Written request - Pictures do not belong in the copy. Return all of the entries exactly.

Dataset items:
+---+

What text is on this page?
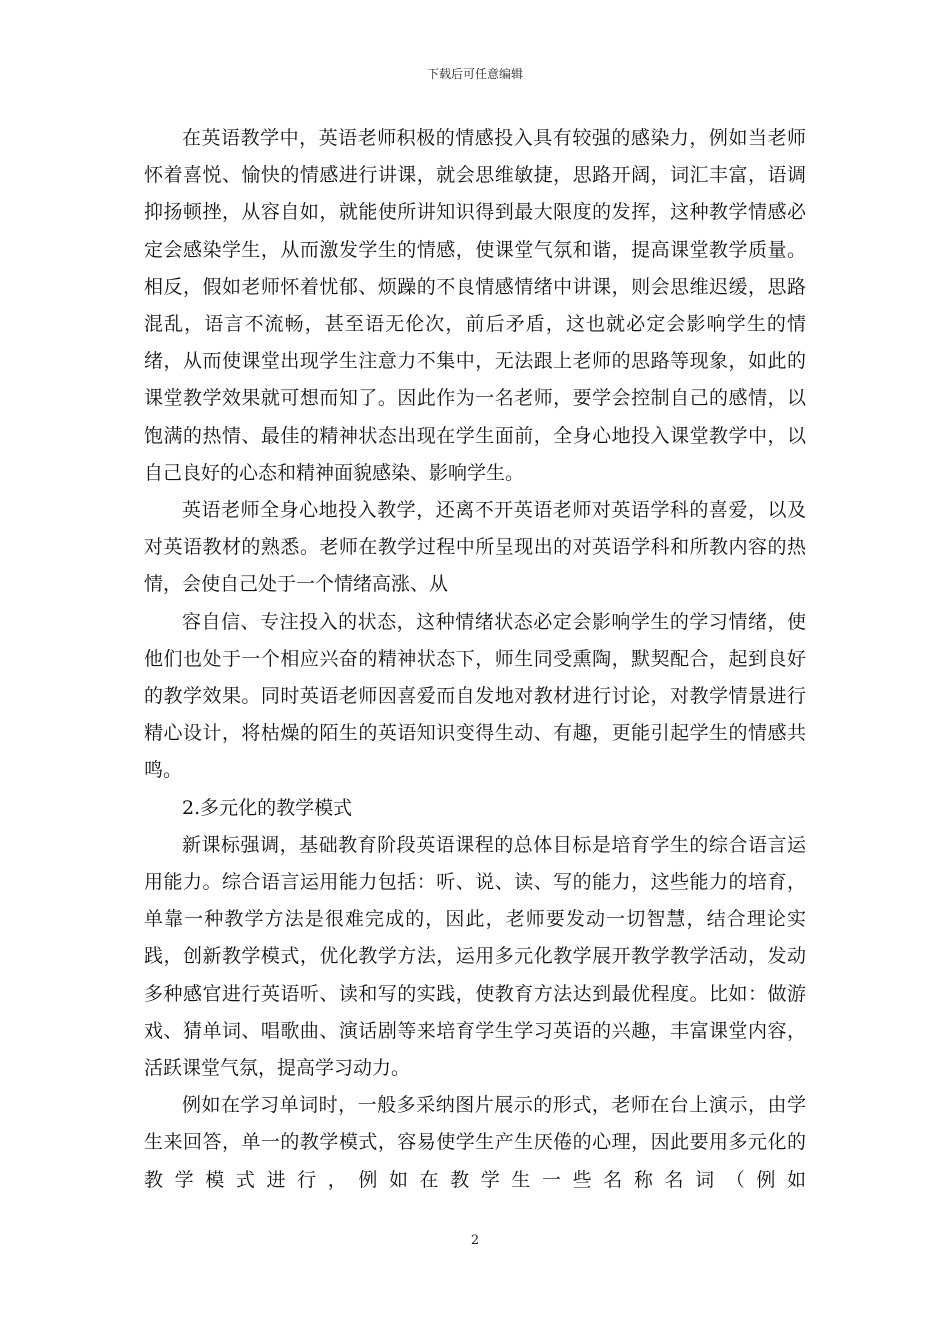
下载后可任意编辑

在英语教学中，英语老师积极的情感投入具有较强的感染力，例如当老师怀着喜悦、愉快的情感进行讲课，就会思维敏捷，思路开阔，词汇丰富，语调抑扬顿挫，从容自如，就能使所讲知识得到最大限度的发挥，这种教学情感必定会感染学生，从而激发学生的情感，使课堂气氛和谐，提高课堂教学质量。相反，假如老师怀着忧郁、烦躁的不良情感情绪中讲课，则会思维迟缓，思路混乱，语言不流畅，甚至语无伦次，前后矛盾，这也就必定会影响学生的情绪，从而使课堂出现学生注意力不集中，无法跟上老师的思路等现象，如此的课堂教学效果就可想而知了。因此作为一名老师，要学会控制自己的感情，以饱满的热情、最佳的精神状态出现在学生面前，全身心地投入课堂教学中，以自己良好的心态和精神面貌感染、影响学生。

英语老师全身心地投入教学，还离不开英语老师对英语学科的喜爱，以及对英语教材的熟悉。老师在教学过程中所呈现出的对英语学科和所教内容的热情，会使自己处于一个情绪高涨、从

容自信、专注投入的状态，这种情绪状态必定会影响学生的学习情绪，使他们也处于一个相应兴奋的精神状态下，师生同受熏陶，默契配合，起到良好的教学效果。同时英语老师因喜爱而自发地对教材进行讨论，对教学情景进行精心设计，将枯燥的陌生的英语知识变得生动、有趣，更能引起学生的情感共鸣。

2.多元化的教学模式

新课标强调，基础教育阶段英语课程的总体目标是培育学生的综合语言运用能力。综合语言运用能力包括：听、说、读、写的能力，这些能力的培育，单靠一种教学方法是很难完成的，因此，老师要发动一切智慧，结合理论实践，创新教学模式，优化教学方法，运用多元化教学展开教学教学活动，发动多种感官进行英语听、读和写的实践，使教育方法达到最优程度。比如：做游戏、猜单词、唱歌曲、演话剧等来培育学生学习英语的兴趣，丰富课堂内容，活跃课堂气氛，提高学习动力。

例如在学习单词时，一般多采纳图片展示的形式，老师在台上演示，由学生来回答，单一的教学模式，容易使学生产生厌倦的心理，因此要用多元化的教学模式进行，例如在教学生一些名称名词（例如

2
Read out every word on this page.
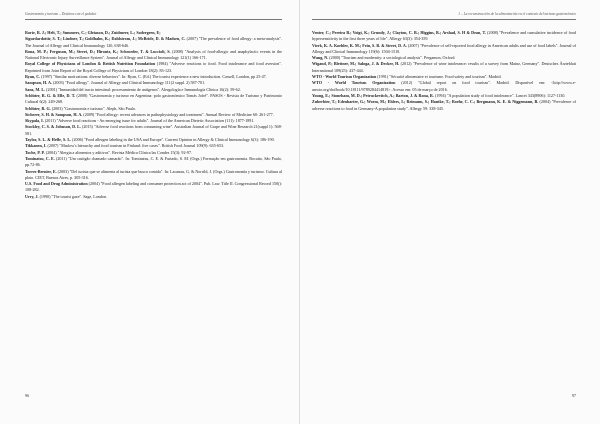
Gastronomía y turismo – Destinos con el paladar

Rorie, R. J.; Helt, T.; Summers, C.; Gleiason, D.; Zuidmeer, L.; Sodergren, E;

Sigurdardottir, S. T.; Lindner, T.; Goldhahn, K.; Dahlstrom, J.; McBride, D. & Madsen, C. (2007) "The prevalence of food allergy: a meta-analysis". The Journal of Allergy and Clinical Immunology 120, 638-646.

Rona, M. P.; Ferguson, M.; Street, D.; Hirontz, K.; Schroeder, T. & Luccioli, S. (2008) "Analysis of food-allergic and anaphylactic events in the National Electronic Injury Surveillance System". Journal of Allergy and Clinical Immunology 121(1) 166-171.

Royal College of Physicians of London & British Nutrition Foundation (1984) "Adverse reactions to food. Food intolerance and food aversion". Reprinted from Joint Report of the Royal College of Physicians of London 18(2): 83-123.

Ryan, C. (1997) "Similar motivations: diverse behaviors". In: Ryan, C. (Ed.) The tourist experience a new introduction. Cassell, London, pp 25-47.

Sampson, H. A. (2003) "Food allergy". Journal of Allergy and Clinical Immunology 111(2 suppl. 2) 587-701.

Sanz, M. L. (2001) "Inmunidad del tracto intestinal: procesamiento de antígenos". Alergología e Inmunología Clínica 16(2): 59-62.

Schlüter, R. G. & Elle, D. T. (2008) "Gastronomía y turismo en Argentina: polo gastronómico Tomás Jofré". PASOS - Revista de Turismo y Patrimonio Cultural 6(2): 249-268.

Schlüter, R. G. (2003) "Gastronomía e turismo". Aleph, São Paulo.

Sicherer, S. H. & Sampson, H. A. (2009) "Food allergy: recent advances in pathophysiology and treatment". Annual Review of Medicine 60: 261-277.

Skypala, I. (2011) "Adverse food reactions - An emerging issue for adults". Journal of the American Dietetic Association (111): 1877-1891.

Stockley, C. S. & Johnson, D. L. (2015) "Adverse food reactions from consuming wine". Australian Journal of Grape and Wine Research 21(suppl 1): 568-581.

Taylor, S. L. & Hefle, S. L. (2006) "Food allergen labeling in the USA and Europe". Current Opinion in Allergy & Clinical Immunology 6(3): 186-190.

Tikkanen, I. (2007) "Maslow's hierarchy and food tourism in Finland: five cases". British Food Journal 109(9): 635-653.

Toche, P. P. (2004) "Alergia a alimentos y aditivos". Revista Médica Clínica las Condes 15(3): 92-97.

Tominatsu, C. E. (2011) "Um castigão chamado camarão". In: Tominatsu, C. E. & Furtado, S. M. (Orgs.) Formação em gastronomia. Bocatto, São Paulo, pp.72-86.

Torres-Bernier, E. (2003) "Del turista que se alimenta al turista que busca comida". In: Lacanau, G. & Norrild, J. (Orgs.) Gastronomía y turismo. Cultura al plato. CIET, Buenos Aires, p. 305-316.

U.S. Food and Drug Administration (2004) "Food allergen labeling and consumer protection act of 2004". Pub. Law. Title II. Congressional Record 150(): 108-282.

Urry, J. (1990) "The tourist gaze". Sage, London.

96
1 – La reconstrucción de la alimentación en el contexto del turismo gastronómico

Venter, C.; Pereira B.; Voigt, K.; Grundy, J.; Clayton, C. B.; Higgins, B.; Arshad, S. H & Dean, T. (2008) "Prevalence and cumulative incidence of food hypersensitivity in the first three years of life". Allergy 63(3): 354-359.

Vierk, K. A. Koehler, K. M.; Fein, S. B. & Street, D. A. (2007) "Prevalence of self-reported food allergy in American adults and use of food labels". Journal of Allergy and Clinical Immunology 119(6): 1504-1510.

Wang, N. (2000) "Tourism and modernity: a sociological analysis". Pergamon, Oxford.

Wigand, P.; Blettner, M.; Saloga, J. & Decker, H. (2012) "Prevalence of wine intolerance: results of a survey from Mainz, Germany". Deutsches Ärzteblatt International 109(25): 437-444.

WTO - World Tourism Organization (1991) "Sécurité alimentaire et tourisme. Food safety and tourism". Madrid.

WTO - World Tourism Organization (2012) "Global report on food tourism". Madrid. Disponível em: <http://www.e-unwto.org/doi/book/10.18111/9789284414819>. Acesso em: 05 de março de 2016.

Young, E.; Stoneham, M. D.; Petruckevitch, A.; Barton, J. & Rona, R. (1994) "A population study of food intolerance". Lancet 343(8906): 1127-1130.

Zuberbier, T.; Edenharter, G.; Worm, M.; Ehlers, I.; Reimann, S.; Hantke, T.; Roehr, C. C.; Bergmann, K. E. & Niggemann, B. (2004) "Prevalence of adverse reactions to food in Germany-A population study". Allergy 59: 338-345.

97
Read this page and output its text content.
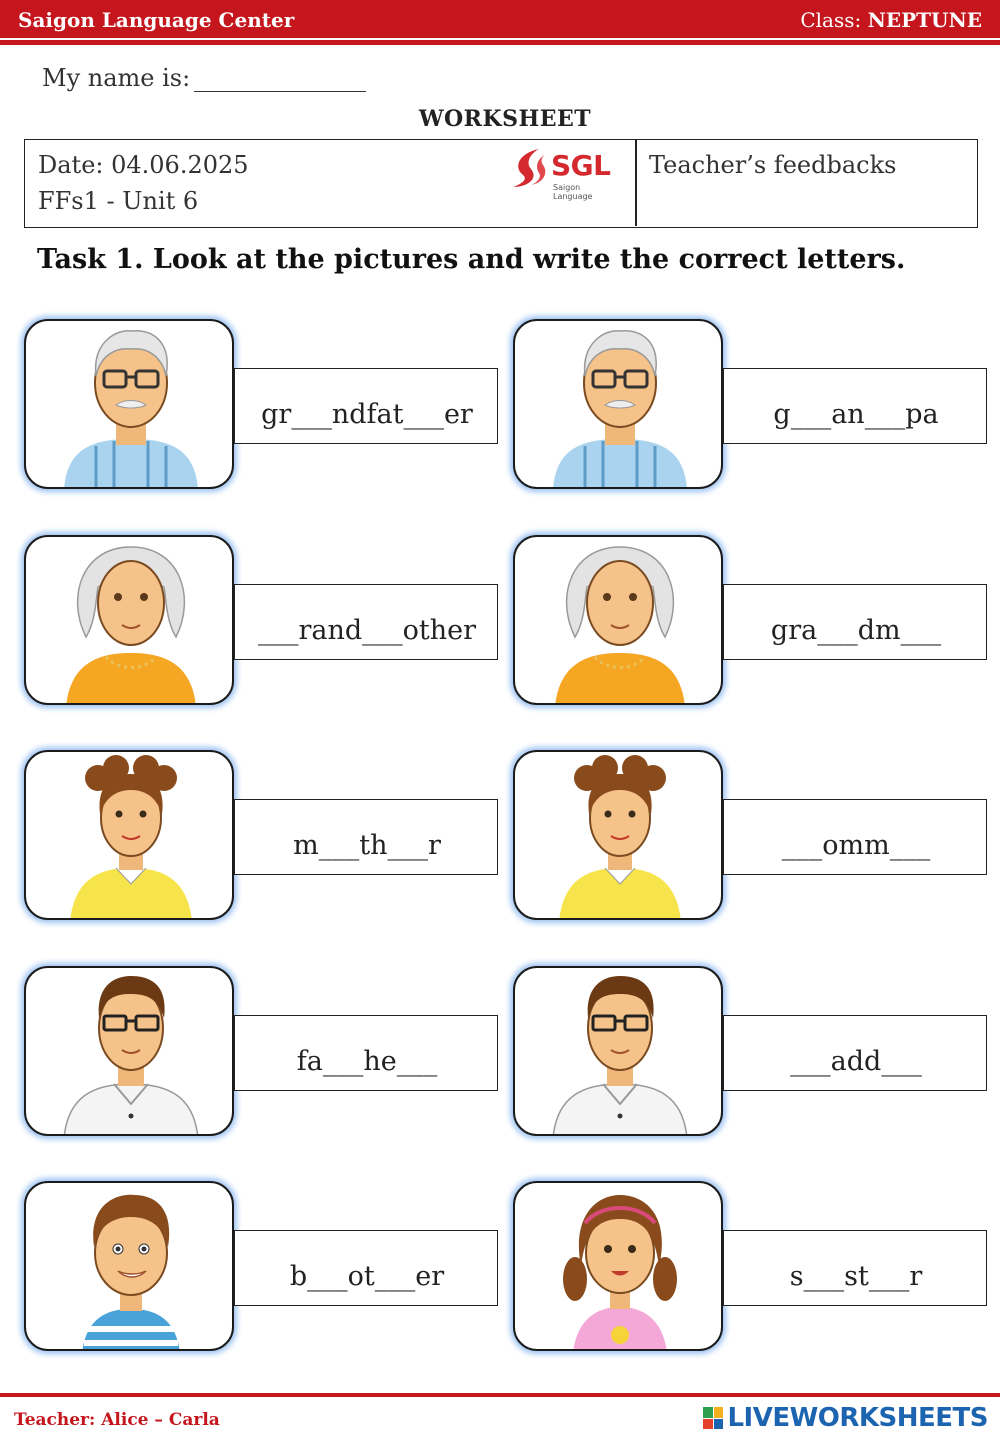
Saigon Language Center	Class: NEPTUNE
My name is:
WORKSHEET
Date: 04.06.2025
FFs1 - Unit 6
SGL
Saigon Language
Teacher’s feedbacks
Task 1. Look at the pictures and write the correct letters.
gr___ndfat___er	g___an___pa
___rand___other	gra___dm___
m___th___r	___omm___
fa___he___	___add___
b___ot___er	s___st___r
Teacher: Alice – Carla	LIVEWORKSHEETS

+---+

Solution for this exercise -
What text is on this page?
下载后可任意编辑

在英语教学中，英语老师积极的情感投入具有较强的感染力，例如当老师怀着喜悦、愉快的情感进行讲课，就会思维敏捷，思路开阔，词汇丰富，语调抑扬顿挫，从容自如，就能使所讲知识得到最大限度的发挥，这种教学情感必定会感染学生，从而激发学生的情感，使课堂气氛和谐，提高课堂教学质量。相反，假如老师怀着忧郁、烦躁的不良情感情绪中讲课，则会思维迟缓，思路混乱，语言不流畅，甚至语无伦次，前后矛盾，这也就必定会影响学生的情绪，从而使课堂出现学生注意力不集中，无法跟上老师的思路等现象，如此的课堂教学效果就可想而知了。因此作为一名老师，要学会控制自己的感情，以饱满的热情、最佳的精神状态出现在学生面前，全身心地投入课堂教学中，以自己良好的心态和精神面貌感染、影响学生。

英语老师全身心地投入教学，还离不开英语老师对英语学科的喜爱，以及对英语教材的熟悉。老师在教学过程中所呈现出的对英语学科和所教内容的热情，会使自己处于一个情绪高涨、从

容自信、专注投入的状态，这种情绪状态必定会影响学生的学习情绪，使他们也处于一个相应兴奋的精神状态下，师生同受熏陶，默契配合，起到良好的教学效果。同时英语老师因喜爱而自发地对教材进行讨论，对教学情景进行精心设计，将枯燥的陌生的英语知识变得生动、有趣，更能引起学生的情感共鸣。

2.多元化的教学模式

新课标强调，基础教育阶段英语课程的总体目标是培育学生的综合语言运用能力。综合语言运用能力包括：听、说、读、写的能力，这些能力的培育，单靠一种教学方法是很难完成的，因此，老师要发动一切智慧，结合理论实践，创新教学模式，优化教学方法，运用多元化教学展开教学教学活动，发动多种感官进行英语听、读和写的实践，使教育方法达到最优程度。比如：做游戏、猜单词、唱歌曲、演话剧等来培育学生学习英语的兴趣，丰富课堂内容，活跃课堂气氛，提高学习动力。

例如在学习单词时，一般多采纳图片展示的形式，老师在台上演示，由学生来回答，单一的教学模式，容易使学生产生厌倦的心理，因此要用多元化的教学模式进行，例如在教学生一些名称名词（例如

2
Read out every word on this page.
Gastronomía y turismo – Destinos con el paladar

Rorie, R. J.; Helt, T.; Summers, C.; Gleiason, D.; Zuidmeer, L.; Sodergren, E;

Sigurdardottir, S. T.; Lindner, T.; Goldhahn, K.; Dahlstrom, J.; McBride, D. & Madsen, C. (2007) "The prevalence of food allergy: a meta-analysis". The Journal of Allergy and Clinical Immunology 120, 638-646.

Rona, M. P.; Ferguson, M.; Street, D.; Hirontz, K.; Schroeder, T. & Luccioli, S. (2008) "Analysis of food-allergic and anaphylactic events in the National Electronic Injury Surveillance System". Journal of Allergy and Clinical Immunology 121(1) 166-171.

Royal College of Physicians of London & British Nutrition Foundation (1984) "Adverse reactions to food. Food intolerance and food aversion". Reprinted from Joint Report of the Royal College of Physicians of London 18(2): 83-123.

Ryan, C. (1997) "Similar motivations: diverse behaviors". In: Ryan, C. (Ed.) The tourist experience a new introduction. Cassell, London, pp 25-47.

Sampson, H. A. (2003) "Food allergy". Journal of Allergy and Clinical Immunology 111(2 suppl. 2) 587-701.

Sanz, M. L. (2001) "Inmunidad del tracto intestinal: procesamiento de antígenos". Alergología e Inmunología Clínica 16(2): 59-62.

Schlüter, R. G. & Elle, D. T. (2008) "Gastronomía y turismo en Argentina: polo gastronómico Tomás Jofré". PASOS - Revista de Turismo y Patrimonio Cultural 6(2): 249-268.

Schlüter, R. G. (2003) "Gastronomía e turismo". Aleph, São Paulo.

Sicherer, S. H. & Sampson, H. A. (2009) "Food allergy: recent advances in pathophysiology and treatment". Annual Review of Medicine 60: 261-277.

Skypala, I. (2011) "Adverse food reactions - An emerging issue for adults". Journal of the American Dietetic Association (111): 1877-1891.

Stockley, C. S. & Johnson, D. L. (2015) "Adverse food reactions from consuming wine". Australian Journal of Grape and Wine Research 21(suppl 1): 568-581.

Taylor, S. L. & Hefle, S. L. (2006) "Food allergen labeling in the USA and Europe". Current Opinion in Allergy & Clinical Immunology 6(3): 186-190.

Tikkanen, I. (2007) "Maslow's hierarchy and food tourism in Finland: five cases". British Food Journal 109(9): 635-653.

Toche, P. P. (2004) "Alergia a alimentos y aditivos". Revista Médica Clínica las Condes 15(3): 92-97.

Tominatsu, C. E. (2011) "Um castigão chamado camarão". In: Tominatsu, C. E. & Furtado, S. M. (Orgs.) Formação em gastronomia. Bocatto, São Paulo, pp.72-86.

Torres-Bernier, E. (2003) "Del turista que se alimenta al turista que busca comida". In: Lacanau, G. & Norrild, J. (Orgs.) Gastronomía y turismo. Cultura al plato. CIET, Buenos Aires, p. 305-316.

U.S. Food and Drug Administration (2004) "Food allergen labeling and consumer protection act of 2004". Pub. Law. Title II. Congressional Record 150(): 108-282.

Urry, J. (1990) "The tourist gaze". Sage, London.

96
1 – La reconstrucción de la alimentación en el contexto del turismo gastronómico

Venter, C.; Pereira B.; Voigt, K.; Grundy, J.; Clayton, C. B.; Higgins, B.; Arshad, S. H & Dean, T. (2008) "Prevalence and cumulative incidence of food hypersensitivity in the first three years of life". Allergy 63(3): 354-359.

Vierk, K. A. Koehler, K. M.; Fein, S. B. & Street, D. A. (2007) "Prevalence of self-reported food allergy in American adults and use of food labels". Journal of Allergy and Clinical Immunology 119(6): 1504-1510.

Wang, N. (2000) "Tourism and modernity: a sociological analysis". Pergamon, Oxford.

Wigand, P.; Blettner, M.; Saloga, J. & Decker, H. (2012) "Prevalence of wine intolerance: results of a survey from Mainz, Germany". Deutsches Ärzteblatt International 109(25): 437-444.

WTO - World Tourism Organization (1991) "Sécurité alimentaire et tourisme. Food safety and tourism". Madrid.

WTO - World Tourism Organization (2012) "Global report on food tourism". Madrid. Disponível em: <http://www.e-unwto.org/doi/book/10.18111/9789284414819>. Acesso em: 05 de março de 2016.

Young, E.; Stoneham, M. D.; Petruckevitch, A.; Barton, J. & Rona, R. (1994) "A population study of food intolerance". Lancet 343(8906): 1127-1130.

Zuberbier, T.; Edenharter, G.; Worm, M.; Ehlers, I.; Reimann, S.; Hantke, T.; Roehr, C. C.; Bergmann, K. E. & Niggemann, B. (2004) "Prevalence of adverse reactions to food in Germany-A population study". Allergy 59: 338-345.

97
Read this page and output its text content.
Saigon Language Center	Class: NEPTUNE
My name is:
WORKSHEET
Date: 04.06.2025
FFs1 - Unit 6
SGL
Saigon Language
Teacher’s feedbacks
Task 1. Look at the pictures and write the correct letters.
gr___ndfat___er	g___an___pa
___rand___other	gra___dm___
m___th___r	___omm___
fa___he___	___add___
b___ot___er	s___st___r
Teacher: Alice – Carla	LIVEWORKSHEETS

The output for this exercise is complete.